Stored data
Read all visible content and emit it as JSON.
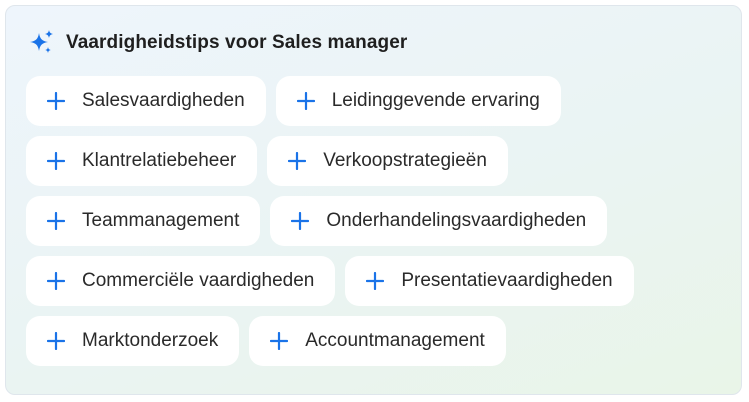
{
  "panel": {
    "title": "Vaardigheidstips voor Sales manager",
    "icon": "sparkle-icon",
    "accent_color": "#1a73e8"
  },
  "chip_rows": [
    [
      {
        "label": "Salesvaardigheden"
      },
      {
        "label": "Leidinggevende ervaring"
      }
    ],
    [
      {
        "label": "Klantrelatiebeheer"
      },
      {
        "label": "Verkoopstrategieën"
      }
    ],
    [
      {
        "label": "Teammanagement"
      },
      {
        "label": "Onderhandelingsvaardigheden"
      }
    ],
    [
      {
        "label": "Commerciële vaardigheden"
      },
      {
        "label": "Presentatievaardigheden"
      }
    ],
    [
      {
        "label": "Marktonderzoek"
      },
      {
        "label": "Accountmanagement"
      }
    ]
  ]
}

**Task to carry out**
Pull out every line of the records that includes the string "label".

**Exercise solution**
        "label": "Salesvaardigheden"
        "label": "Leidinggevende ervaring"
        "label": "Klantrelatiebeheer"
        "label": "Verkoopstrategieën"
        "label": "Teammanagement"
        "label": "Onderhandelingsvaardigheden"
        "label": "Commerciële vaardigheden"
        "label": "Presentatievaardigheden"
        "label": "Marktonderzoek"
        "label": "Accountmanagement"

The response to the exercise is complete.